Enhancement of membrane computing model implementation on GPU by introducing matrix representation for balancing occupancy and reducing inter-block communications

Article ID	Journal	Published Year	Pages	File Type
429523	Journal of Computational Science	2014	11 Pages	PDF

Abstract

Highlight•Multiprocessor occupancy is an important factor in the performance of a GPU.•Communications of thread blocks needs kernel invocation that is time consuming.•The new matrix representation of membrane systems increases occupancy of a GPU.•The new matrix representation decreases communications of thread blocks.•The new algorithm based on matrix representation shows better performance than other.

= = = = =

• REQUEST 1: State how many lines of the entries contain the string "elastomeric", treating case as significant, and give only the number.
The entries that come next have no connection to the GPU membrane computing abstract.

= = = = =

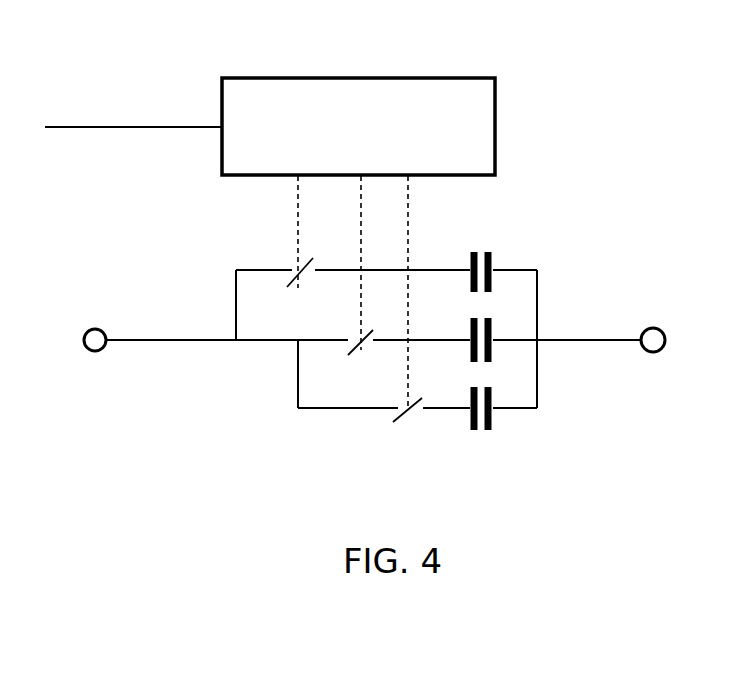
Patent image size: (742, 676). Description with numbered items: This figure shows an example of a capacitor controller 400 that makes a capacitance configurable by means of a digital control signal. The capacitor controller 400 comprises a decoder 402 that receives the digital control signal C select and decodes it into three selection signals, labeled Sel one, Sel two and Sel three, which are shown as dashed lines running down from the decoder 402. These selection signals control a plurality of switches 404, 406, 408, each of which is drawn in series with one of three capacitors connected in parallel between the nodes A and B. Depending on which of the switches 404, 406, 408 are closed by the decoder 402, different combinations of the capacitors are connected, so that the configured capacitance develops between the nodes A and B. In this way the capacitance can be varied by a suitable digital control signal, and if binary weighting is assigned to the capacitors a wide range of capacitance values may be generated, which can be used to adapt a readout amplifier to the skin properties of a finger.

The capacitor controller 400 is at (600, 62).
The decoder 402 is at (323, 77).
The switch 404 is at (288, 285).
The switch 406 is at (347, 356).
The switch 408 is at (401, 427).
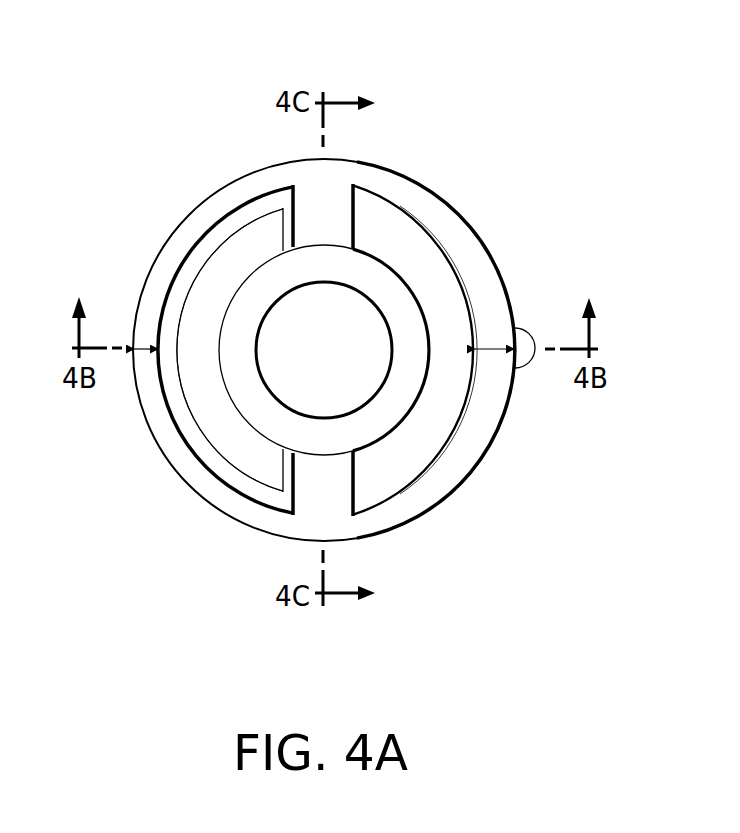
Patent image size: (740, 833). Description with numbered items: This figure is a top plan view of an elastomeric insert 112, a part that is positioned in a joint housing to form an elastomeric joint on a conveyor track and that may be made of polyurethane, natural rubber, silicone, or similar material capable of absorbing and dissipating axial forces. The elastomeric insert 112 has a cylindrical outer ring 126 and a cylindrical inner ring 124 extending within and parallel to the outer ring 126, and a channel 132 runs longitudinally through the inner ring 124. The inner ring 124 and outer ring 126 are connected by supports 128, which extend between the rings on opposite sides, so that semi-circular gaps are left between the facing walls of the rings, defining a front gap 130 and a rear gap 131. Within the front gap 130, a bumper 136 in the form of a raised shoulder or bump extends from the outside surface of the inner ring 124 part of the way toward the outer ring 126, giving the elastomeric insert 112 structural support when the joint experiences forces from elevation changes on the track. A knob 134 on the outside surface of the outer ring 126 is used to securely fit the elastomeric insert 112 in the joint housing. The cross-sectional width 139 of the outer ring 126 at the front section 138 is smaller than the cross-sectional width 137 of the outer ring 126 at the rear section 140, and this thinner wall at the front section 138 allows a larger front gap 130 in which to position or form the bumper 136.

The elastomeric insert 112 is at (556, 65).
The inner ring 124 is at (387, 292).
The outer ring 126 is at (473, 430).
The supports 128 is at (340, 218).
The front gap 130 is at (287, 198).
The rear gap 131 is at (417, 443).
The channel 132 is at (288, 375).
The knob 134 is at (520, 333).
The bumper 136 is at (217, 278).
The cross-sectional width of the outer ring at the rear section 137 is at (492, 352).
The front section 138 is at (148, 405).
The cross-sectional width of the outer ring at the front section 139 is at (143, 343).
The rear section 140 is at (492, 413).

= = = = =

• REQUEST 2: In the GPU membrane computing abstract, what does the new matrix representation decrease?

• PROBLEM SOLUTION 1: 2

• PROBLEM SOLUTION 2: Communications of thread blocks.